>> start The records

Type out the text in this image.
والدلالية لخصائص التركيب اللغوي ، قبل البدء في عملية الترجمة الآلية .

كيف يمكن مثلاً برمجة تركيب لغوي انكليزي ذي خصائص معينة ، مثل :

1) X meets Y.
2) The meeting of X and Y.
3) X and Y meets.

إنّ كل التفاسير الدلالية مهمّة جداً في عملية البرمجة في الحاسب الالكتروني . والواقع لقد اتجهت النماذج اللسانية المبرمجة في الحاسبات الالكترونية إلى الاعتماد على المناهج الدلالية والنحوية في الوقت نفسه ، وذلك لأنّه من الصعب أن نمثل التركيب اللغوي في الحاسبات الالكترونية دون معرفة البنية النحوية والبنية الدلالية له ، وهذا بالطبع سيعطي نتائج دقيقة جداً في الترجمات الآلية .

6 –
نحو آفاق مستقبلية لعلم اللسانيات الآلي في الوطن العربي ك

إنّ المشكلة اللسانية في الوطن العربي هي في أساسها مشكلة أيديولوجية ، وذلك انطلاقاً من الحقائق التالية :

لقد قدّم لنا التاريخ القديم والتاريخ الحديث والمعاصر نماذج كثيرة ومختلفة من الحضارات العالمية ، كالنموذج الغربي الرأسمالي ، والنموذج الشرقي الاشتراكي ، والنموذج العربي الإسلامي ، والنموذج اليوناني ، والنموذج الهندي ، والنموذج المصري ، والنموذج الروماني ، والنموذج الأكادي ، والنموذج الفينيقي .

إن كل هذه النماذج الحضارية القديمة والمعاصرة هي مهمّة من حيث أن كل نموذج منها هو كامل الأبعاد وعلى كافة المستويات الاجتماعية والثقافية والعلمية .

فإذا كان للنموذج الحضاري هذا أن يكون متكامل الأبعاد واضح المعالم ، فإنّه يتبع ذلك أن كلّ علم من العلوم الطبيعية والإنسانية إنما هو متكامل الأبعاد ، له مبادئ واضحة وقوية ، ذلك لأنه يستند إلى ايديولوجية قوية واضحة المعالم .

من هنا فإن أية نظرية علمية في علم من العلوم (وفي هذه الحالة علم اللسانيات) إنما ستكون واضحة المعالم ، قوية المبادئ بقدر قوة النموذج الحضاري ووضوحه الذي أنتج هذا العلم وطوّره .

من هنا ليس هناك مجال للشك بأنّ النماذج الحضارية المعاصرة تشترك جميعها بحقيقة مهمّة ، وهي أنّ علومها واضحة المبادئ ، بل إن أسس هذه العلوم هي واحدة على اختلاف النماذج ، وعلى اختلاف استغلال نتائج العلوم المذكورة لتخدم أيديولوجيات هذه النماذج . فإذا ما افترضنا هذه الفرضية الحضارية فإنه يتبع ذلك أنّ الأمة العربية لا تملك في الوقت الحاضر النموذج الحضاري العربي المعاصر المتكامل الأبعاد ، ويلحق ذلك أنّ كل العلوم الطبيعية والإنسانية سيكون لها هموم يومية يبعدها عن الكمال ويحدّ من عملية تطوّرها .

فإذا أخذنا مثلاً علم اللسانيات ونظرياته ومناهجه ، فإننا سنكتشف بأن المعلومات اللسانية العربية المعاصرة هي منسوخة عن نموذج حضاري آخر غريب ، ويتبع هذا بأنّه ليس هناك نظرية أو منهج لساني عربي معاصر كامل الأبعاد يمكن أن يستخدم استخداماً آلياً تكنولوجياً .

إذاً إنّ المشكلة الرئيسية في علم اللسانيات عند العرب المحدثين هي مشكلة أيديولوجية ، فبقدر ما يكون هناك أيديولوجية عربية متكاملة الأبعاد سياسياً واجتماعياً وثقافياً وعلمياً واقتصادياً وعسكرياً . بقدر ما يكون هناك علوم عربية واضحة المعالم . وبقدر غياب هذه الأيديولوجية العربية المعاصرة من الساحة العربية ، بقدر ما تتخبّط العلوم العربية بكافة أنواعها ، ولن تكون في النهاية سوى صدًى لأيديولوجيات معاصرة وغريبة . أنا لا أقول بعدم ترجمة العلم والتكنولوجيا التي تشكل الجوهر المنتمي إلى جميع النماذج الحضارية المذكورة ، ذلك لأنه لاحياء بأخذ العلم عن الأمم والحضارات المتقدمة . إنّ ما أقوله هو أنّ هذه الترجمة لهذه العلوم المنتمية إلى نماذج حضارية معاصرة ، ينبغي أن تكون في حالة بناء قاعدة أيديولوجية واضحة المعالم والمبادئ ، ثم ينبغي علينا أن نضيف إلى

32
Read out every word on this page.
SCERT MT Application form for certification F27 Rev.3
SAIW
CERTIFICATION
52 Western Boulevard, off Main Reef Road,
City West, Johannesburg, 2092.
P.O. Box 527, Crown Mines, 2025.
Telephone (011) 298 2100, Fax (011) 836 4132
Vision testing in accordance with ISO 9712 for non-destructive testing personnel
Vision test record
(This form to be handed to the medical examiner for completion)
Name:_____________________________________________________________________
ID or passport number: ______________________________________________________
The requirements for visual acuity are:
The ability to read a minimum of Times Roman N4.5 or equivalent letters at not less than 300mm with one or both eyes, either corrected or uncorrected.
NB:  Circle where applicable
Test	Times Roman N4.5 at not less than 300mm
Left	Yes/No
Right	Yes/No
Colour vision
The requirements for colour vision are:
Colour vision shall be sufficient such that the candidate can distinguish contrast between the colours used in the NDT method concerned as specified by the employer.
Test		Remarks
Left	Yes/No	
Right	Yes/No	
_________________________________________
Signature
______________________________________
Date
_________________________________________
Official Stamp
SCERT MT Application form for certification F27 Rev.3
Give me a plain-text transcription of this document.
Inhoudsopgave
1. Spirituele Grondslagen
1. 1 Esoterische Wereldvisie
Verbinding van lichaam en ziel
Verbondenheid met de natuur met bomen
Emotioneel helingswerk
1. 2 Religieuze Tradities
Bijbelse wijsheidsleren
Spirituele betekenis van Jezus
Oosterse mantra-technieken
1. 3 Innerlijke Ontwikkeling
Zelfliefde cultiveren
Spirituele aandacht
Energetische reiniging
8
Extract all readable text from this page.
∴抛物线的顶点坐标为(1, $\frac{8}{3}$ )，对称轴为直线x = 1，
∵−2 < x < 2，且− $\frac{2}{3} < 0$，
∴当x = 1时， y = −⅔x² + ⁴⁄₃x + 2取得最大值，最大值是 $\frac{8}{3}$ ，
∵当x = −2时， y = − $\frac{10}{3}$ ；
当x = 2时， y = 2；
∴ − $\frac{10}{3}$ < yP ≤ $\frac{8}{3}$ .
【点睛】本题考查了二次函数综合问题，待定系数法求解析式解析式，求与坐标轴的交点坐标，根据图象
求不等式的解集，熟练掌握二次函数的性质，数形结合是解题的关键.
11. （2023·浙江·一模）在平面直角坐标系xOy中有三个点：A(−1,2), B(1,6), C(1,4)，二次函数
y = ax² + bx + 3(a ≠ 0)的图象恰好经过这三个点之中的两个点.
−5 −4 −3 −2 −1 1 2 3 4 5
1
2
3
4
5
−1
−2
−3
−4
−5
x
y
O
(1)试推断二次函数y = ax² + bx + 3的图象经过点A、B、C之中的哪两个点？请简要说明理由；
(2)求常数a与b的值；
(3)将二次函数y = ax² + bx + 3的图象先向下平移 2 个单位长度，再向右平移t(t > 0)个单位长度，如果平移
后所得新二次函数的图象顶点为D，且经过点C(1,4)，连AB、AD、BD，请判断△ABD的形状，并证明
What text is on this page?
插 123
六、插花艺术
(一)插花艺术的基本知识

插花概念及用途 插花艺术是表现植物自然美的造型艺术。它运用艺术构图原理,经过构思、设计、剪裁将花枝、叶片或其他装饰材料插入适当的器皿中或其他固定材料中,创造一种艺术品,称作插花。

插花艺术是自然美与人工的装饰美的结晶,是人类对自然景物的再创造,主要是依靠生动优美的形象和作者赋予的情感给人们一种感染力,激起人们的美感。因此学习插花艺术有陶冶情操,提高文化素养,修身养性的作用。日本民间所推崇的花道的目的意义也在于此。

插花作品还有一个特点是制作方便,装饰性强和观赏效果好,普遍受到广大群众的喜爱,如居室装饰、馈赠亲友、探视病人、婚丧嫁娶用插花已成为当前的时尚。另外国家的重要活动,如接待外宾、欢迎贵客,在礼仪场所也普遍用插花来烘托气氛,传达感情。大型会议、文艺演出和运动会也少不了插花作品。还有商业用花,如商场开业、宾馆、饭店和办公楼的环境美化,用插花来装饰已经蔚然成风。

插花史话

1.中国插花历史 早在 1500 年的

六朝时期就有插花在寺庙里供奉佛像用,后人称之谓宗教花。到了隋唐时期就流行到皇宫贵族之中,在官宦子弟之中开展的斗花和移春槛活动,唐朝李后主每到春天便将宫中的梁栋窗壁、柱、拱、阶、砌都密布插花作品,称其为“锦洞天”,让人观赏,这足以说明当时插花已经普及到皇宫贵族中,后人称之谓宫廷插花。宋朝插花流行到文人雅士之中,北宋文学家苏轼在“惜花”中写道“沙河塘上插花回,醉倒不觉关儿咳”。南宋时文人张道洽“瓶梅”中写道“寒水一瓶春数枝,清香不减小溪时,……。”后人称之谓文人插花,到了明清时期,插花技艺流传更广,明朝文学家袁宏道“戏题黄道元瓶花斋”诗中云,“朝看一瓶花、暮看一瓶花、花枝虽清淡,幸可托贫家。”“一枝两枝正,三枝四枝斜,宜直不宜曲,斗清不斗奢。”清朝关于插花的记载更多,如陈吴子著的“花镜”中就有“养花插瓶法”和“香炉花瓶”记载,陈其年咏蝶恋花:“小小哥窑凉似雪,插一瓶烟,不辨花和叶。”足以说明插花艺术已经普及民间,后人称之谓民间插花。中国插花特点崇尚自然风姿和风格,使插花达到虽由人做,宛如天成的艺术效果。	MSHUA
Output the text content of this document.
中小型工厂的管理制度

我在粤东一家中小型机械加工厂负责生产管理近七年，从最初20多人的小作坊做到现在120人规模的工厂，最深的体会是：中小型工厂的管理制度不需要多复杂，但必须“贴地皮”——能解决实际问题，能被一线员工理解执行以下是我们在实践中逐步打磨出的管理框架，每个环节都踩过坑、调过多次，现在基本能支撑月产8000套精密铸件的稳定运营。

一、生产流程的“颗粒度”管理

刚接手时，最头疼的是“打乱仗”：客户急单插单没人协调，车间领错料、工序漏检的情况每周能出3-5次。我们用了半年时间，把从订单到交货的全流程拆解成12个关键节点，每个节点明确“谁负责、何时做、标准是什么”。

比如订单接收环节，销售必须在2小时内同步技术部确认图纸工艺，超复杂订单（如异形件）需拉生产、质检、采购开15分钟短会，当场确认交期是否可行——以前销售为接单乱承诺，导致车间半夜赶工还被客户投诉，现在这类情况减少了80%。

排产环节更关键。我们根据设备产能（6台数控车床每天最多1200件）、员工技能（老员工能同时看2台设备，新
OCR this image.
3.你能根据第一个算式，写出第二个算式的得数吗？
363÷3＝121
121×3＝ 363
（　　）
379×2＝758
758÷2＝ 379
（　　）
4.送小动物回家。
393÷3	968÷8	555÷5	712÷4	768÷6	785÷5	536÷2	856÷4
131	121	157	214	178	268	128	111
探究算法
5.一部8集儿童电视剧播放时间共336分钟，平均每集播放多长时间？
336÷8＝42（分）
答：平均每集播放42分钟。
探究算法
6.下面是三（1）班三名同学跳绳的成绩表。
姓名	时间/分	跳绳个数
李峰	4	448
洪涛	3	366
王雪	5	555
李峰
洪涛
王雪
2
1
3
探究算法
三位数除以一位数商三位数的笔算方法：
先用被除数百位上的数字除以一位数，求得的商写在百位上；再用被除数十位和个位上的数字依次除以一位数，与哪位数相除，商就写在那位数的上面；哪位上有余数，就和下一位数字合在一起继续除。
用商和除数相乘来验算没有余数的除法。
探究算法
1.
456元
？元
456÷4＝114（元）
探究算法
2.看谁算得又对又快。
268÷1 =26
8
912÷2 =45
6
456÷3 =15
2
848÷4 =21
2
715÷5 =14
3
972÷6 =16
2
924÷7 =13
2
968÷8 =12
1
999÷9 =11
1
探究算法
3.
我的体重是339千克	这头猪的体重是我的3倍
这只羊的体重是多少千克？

>> end The records

Problem. Which lines hold the string "اللسانية"? List them all.

Task response.
إنّ كل التفاسير الدلالية مهمّة جداً في عملية البرمجة في الحاسب الالكتروني . والواقع لقد اتجهت النماذج اللسانية المبرمجة في الحاسبات الالكترونية إلى الاعتماد على المناهج الدلالية والنحوية في الوقت نفسه ، وذلك لأنّه من الصعب أن نمثل التركيب اللغوي في الحاسبات الالكترونية دون معرفة البنية النحوية والبنية الدلالية له ، وهذا بالطبع سيعطي نتائج دقيقة جداً في الترجمات الآلية .
إنّ المشكلة اللسانية في الوطن العربي هي في أساسها مشكلة أيديولوجية ، وذلك انطلاقاً من الحقائق التالية :
فإذا أخذنا مثلاً علم اللسانيات ونظرياته ومناهجه ، فإننا سنكتشف بأن المعلومات اللسانية العربية المعاصرة هي منسوخة عن نموذج حضاري آخر غريب ، ويتبع هذا بأنّه ليس هناك نظرية أو منهج لساني عربي معاصر كامل الأبعاد يمكن أن يستخدم استخداماً آلياً تكنولوجياً .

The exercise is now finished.